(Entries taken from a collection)
⁂

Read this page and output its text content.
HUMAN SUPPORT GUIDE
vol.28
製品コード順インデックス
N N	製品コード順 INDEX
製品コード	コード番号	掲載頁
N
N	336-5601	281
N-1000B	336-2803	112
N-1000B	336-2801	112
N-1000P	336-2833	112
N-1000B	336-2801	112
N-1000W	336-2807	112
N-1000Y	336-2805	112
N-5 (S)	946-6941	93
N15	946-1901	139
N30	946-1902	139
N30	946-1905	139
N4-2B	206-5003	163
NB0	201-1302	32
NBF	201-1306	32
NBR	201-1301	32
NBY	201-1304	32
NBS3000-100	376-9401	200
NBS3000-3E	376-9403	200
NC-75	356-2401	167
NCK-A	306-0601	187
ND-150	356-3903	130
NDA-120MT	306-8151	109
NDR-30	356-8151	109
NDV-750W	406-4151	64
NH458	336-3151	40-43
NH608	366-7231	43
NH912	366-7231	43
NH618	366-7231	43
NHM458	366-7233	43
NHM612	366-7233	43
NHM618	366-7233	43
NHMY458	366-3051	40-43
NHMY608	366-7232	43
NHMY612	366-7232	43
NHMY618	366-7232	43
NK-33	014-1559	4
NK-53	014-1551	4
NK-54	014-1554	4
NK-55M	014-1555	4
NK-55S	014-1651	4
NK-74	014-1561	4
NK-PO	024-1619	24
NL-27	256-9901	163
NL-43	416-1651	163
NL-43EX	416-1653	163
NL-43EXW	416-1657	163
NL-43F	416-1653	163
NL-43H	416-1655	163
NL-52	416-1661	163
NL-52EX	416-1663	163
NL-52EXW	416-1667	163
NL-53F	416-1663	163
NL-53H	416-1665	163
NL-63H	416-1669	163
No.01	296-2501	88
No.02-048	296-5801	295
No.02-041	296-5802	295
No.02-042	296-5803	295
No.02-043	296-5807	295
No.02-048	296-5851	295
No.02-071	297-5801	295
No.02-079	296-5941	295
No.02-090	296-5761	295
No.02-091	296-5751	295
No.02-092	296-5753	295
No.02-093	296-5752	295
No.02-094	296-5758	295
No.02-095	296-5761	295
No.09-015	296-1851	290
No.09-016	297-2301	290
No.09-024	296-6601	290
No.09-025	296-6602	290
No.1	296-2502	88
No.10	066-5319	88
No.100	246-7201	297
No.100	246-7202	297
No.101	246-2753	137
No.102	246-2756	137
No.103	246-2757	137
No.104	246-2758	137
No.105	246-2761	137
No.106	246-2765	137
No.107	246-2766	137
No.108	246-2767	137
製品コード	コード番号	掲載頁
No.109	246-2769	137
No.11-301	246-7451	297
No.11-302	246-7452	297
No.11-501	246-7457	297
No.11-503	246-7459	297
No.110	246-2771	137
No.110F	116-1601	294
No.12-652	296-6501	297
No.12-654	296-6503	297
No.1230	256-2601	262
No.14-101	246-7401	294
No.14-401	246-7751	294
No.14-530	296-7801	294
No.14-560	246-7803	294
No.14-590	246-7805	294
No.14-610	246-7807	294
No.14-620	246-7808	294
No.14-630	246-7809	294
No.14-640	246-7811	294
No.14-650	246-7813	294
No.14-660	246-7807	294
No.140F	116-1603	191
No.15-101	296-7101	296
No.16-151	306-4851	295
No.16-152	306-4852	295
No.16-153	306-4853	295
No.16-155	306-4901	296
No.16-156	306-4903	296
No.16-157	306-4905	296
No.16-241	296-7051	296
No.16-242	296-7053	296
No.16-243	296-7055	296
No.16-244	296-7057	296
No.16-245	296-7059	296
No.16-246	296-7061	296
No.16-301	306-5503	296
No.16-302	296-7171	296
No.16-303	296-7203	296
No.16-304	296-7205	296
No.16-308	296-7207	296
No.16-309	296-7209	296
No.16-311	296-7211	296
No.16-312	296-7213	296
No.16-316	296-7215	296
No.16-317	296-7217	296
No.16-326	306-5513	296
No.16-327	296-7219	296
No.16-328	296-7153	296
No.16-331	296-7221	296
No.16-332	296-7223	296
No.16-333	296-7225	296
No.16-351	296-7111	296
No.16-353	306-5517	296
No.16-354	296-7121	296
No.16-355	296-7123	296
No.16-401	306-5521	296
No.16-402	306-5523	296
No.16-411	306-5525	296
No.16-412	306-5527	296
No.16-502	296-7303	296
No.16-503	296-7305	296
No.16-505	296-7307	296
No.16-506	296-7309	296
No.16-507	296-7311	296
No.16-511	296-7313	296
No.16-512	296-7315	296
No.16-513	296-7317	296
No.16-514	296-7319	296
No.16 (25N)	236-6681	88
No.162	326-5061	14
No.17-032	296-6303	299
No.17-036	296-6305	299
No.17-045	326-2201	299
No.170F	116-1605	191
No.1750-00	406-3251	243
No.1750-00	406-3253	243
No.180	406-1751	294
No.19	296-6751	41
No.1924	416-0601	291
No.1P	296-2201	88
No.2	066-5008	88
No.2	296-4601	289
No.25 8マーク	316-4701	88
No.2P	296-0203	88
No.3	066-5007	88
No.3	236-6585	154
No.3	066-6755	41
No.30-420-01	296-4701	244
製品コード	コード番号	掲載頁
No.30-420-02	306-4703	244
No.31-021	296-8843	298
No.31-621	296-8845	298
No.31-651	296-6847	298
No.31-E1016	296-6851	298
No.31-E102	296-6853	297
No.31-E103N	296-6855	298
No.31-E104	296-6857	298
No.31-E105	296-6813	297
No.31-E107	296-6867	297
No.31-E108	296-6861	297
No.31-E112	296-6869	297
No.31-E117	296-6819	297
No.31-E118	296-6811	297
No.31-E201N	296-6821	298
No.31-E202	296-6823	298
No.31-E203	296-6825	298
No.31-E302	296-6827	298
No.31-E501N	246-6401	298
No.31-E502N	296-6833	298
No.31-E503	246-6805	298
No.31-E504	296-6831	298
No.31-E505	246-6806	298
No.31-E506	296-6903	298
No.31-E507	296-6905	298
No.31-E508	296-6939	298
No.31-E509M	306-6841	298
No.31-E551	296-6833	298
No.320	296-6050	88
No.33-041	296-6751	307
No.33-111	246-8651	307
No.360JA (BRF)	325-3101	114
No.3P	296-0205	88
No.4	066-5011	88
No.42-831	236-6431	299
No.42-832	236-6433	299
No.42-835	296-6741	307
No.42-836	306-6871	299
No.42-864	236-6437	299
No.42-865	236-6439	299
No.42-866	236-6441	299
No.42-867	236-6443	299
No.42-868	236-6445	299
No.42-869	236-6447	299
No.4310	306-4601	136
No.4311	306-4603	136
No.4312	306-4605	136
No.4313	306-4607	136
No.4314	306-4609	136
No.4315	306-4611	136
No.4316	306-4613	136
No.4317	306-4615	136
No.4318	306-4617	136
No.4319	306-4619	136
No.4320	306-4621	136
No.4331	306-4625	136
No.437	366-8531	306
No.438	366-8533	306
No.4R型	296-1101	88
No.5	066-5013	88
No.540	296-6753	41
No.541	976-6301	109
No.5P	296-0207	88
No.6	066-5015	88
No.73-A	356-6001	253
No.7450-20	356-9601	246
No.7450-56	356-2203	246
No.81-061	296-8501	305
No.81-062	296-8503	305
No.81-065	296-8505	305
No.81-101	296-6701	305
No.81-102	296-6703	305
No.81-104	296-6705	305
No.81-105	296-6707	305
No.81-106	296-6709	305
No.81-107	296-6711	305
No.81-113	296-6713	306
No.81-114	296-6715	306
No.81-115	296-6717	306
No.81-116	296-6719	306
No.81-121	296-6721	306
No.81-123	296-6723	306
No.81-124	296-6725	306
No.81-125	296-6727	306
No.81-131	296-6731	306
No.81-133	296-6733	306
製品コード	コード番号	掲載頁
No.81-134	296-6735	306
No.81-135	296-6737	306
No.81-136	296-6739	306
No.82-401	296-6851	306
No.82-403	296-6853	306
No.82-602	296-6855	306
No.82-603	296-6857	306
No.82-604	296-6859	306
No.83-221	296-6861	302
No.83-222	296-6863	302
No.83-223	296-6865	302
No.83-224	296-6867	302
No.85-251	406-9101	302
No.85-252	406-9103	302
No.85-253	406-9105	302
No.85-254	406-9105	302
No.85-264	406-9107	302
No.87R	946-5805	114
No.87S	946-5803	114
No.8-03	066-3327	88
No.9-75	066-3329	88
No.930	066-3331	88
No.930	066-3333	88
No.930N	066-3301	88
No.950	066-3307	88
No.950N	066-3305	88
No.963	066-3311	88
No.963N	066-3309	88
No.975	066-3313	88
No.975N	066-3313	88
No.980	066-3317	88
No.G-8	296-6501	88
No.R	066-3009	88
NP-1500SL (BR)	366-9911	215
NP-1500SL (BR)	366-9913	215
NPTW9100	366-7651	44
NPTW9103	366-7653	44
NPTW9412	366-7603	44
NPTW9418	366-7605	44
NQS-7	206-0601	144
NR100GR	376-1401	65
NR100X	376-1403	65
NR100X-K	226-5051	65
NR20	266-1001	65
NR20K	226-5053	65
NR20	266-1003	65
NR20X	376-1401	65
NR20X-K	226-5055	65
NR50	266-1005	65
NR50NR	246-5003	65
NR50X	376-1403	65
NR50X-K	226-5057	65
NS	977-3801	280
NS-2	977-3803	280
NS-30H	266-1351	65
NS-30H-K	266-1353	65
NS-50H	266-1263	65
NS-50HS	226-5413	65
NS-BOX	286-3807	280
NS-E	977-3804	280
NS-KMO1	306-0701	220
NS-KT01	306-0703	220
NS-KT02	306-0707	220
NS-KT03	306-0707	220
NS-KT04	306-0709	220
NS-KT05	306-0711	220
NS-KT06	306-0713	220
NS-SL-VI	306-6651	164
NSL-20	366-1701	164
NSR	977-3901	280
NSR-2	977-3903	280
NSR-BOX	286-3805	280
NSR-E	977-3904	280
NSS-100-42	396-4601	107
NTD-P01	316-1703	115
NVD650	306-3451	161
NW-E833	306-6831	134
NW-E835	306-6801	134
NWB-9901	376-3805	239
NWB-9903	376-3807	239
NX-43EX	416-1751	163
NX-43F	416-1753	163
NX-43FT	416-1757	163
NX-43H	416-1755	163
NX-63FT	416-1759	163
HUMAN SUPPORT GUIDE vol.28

⁂

**Written task**
Above are the records. Identify each line that contains the word "SUPPORT".

**Solution**
HUMAN SUPPORT GUIDE
HUMAN SUPPORT GUIDE vol.28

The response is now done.